• _Source data_:
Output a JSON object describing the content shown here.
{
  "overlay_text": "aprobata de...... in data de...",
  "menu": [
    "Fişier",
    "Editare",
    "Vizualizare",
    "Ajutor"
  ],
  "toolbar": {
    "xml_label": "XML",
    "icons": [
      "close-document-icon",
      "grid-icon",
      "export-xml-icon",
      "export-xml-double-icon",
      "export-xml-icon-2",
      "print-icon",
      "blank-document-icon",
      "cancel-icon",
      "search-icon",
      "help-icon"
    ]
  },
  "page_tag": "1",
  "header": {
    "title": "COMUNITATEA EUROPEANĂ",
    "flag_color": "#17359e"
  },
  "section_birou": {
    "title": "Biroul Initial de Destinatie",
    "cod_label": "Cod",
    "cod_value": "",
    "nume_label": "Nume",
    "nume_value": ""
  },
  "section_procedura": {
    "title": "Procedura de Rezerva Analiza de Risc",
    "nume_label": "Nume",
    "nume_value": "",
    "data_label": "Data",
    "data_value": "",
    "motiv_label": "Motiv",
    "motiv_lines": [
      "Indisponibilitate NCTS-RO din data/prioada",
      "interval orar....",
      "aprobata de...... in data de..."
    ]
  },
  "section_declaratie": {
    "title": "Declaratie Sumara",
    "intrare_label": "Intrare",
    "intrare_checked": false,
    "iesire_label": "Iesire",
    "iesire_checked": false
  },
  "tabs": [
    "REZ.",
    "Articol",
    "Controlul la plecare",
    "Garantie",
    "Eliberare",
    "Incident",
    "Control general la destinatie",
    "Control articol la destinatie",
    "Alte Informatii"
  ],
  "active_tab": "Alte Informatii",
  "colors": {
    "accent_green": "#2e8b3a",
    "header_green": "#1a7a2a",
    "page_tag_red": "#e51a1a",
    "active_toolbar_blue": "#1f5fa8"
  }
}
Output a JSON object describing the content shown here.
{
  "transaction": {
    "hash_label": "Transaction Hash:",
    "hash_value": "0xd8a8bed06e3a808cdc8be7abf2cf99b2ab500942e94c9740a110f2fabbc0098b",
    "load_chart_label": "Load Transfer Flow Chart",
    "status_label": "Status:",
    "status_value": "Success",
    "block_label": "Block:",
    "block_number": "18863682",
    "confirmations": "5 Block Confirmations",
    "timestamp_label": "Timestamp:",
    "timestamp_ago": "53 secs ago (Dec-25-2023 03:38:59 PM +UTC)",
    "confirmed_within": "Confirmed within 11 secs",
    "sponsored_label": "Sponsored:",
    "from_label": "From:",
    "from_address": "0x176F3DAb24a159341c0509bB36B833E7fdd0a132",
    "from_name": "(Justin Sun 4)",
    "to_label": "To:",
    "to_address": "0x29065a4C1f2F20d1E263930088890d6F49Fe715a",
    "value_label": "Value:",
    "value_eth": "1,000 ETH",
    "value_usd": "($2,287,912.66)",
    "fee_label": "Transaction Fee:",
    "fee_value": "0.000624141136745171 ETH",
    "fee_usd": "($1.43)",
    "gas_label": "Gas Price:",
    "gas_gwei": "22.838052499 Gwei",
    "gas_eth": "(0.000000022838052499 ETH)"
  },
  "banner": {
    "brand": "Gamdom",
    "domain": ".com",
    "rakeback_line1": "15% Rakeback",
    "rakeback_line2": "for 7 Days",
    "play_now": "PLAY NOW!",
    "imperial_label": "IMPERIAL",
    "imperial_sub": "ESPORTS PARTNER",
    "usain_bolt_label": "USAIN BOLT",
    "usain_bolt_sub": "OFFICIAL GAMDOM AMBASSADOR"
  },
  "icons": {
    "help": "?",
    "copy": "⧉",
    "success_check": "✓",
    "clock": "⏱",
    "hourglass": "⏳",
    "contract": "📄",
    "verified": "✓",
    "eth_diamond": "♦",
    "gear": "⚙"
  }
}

• _What needs to be done_: Retype the data exactly as given.

• _Full response_:
Output a JSON object describing the content shown here.
{
  "overlay_text": "aprobata de...... in data de...",
  "menu": [
    "Fişier",
    "Editare",
    "Vizualizare",
    "Ajutor"
  ],
  "toolbar": {
    "xml_label": "XML",
    "icons": [
      "close-document-icon",
      "grid-icon",
      "export-xml-icon",
      "export-xml-double-icon",
      "export-xml-icon-2",
      "print-icon",
      "blank-document-icon",
      "cancel-icon",
      "search-icon",
      "help-icon"
    ]
  },
  "page_tag": "1",
  "header": {
    "title": "COMUNITATEA EUROPEANĂ",
    "flag_color": "#17359e"
  },
  "section_birou": {
    "title": "Biroul Initial de Destinatie",
    "cod_label": "Cod",
    "cod_value": "",
    "nume_label": "Nume",
    "nume_value": ""
  },
  "section_procedura": {
    "title": "Procedura de Rezerva Analiza de Risc",
    "nume_label": "Nume",
    "nume_value": "",
    "data_label": "Data",
    "data_value": "",
    "motiv_label": "Motiv",
    "motiv_lines": [
      "Indisponibilitate NCTS-RO din data/prioada",
      "interval orar....",
      "aprobata de...... in data de..."
    ]
  },
  "section_declaratie": {
    "title": "Declaratie Sumara",
    "intrare_label": "Intrare",
    "intrare_checked": false,
    "iesire_label": "Iesire",
    "iesire_checked": false
  },
  "tabs": [
    "REZ.",
    "Articol",
    "Controlul la plecare",
    "Garantie",
    "Eliberare",
    "Incident",
    "Control general la destinatie",
    "Control articol la destinatie",
    "Alte Informatii"
  ],
  "active_tab": "Alte Informatii",
  "colors": {
    "accent_green": "#2e8b3a",
    "header_green": "#1a7a2a",
    "page_tag_red": "#e51a1a",
    "active_toolbar_blue": "#1f5fa8"
  }
}
Output a JSON object describing the content shown here.
{
  "transaction": {
    "hash_label": "Transaction Hash:",
    "hash_value": "0xd8a8bed06e3a808cdc8be7abf2cf99b2ab500942e94c9740a110f2fabbc0098b",
    "load_chart_label": "Load Transfer Flow Chart",
    "status_label": "Status:",
    "status_value": "Success",
    "block_label": "Block:",
    "block_number": "18863682",
    "confirmations": "5 Block Confirmations",
    "timestamp_label": "Timestamp:",
    "timestamp_ago": "53 secs ago (Dec-25-2023 03:38:59 PM +UTC)",
    "confirmed_within": "Confirmed within 11 secs",
    "sponsored_label": "Sponsored:",
    "from_label": "From:",
    "from_address": "0x176F3DAb24a159341c0509bB36B833E7fdd0a132",
    "from_name": "(Justin Sun 4)",
    "to_label": "To:",
    "to_address": "0x29065a4C1f2F20d1E263930088890d6F49Fe715a",
    "value_label": "Value:",
    "value_eth": "1,000 ETH",
    "value_usd": "($2,287,912.66)",
    "fee_label": "Transaction Fee:",
    "fee_value": "0.000624141136745171 ETH",
    "fee_usd": "($1.43)",
    "gas_label": "Gas Price:",
    "gas_gwei": "22.838052499 Gwei",
    "gas_eth": "(0.000000022838052499 ETH)"
  },
  "banner": {
    "brand": "Gamdom",
    "domain": ".com",
    "rakeback_line1": "15% Rakeback",
    "rakeback_line2": "for 7 Days",
    "play_now": "PLAY NOW!",
    "imperial_label": "IMPERIAL",
    "imperial_sub": "ESPORTS PARTNER",
    "usain_bolt_label": "USAIN BOLT",
    "usain_bolt_sub": "OFFICIAL GAMDOM AMBASSADOR"
  },
  "icons": {
    "help": "?",
    "copy": "⧉",
    "success_check": "✓",
    "clock": "⏱",
    "hourglass": "⏳",
    "contract": "📄",
    "verified": "✓",
    "eth_diamond": "♦",
    "gear": "⚙"
  }
}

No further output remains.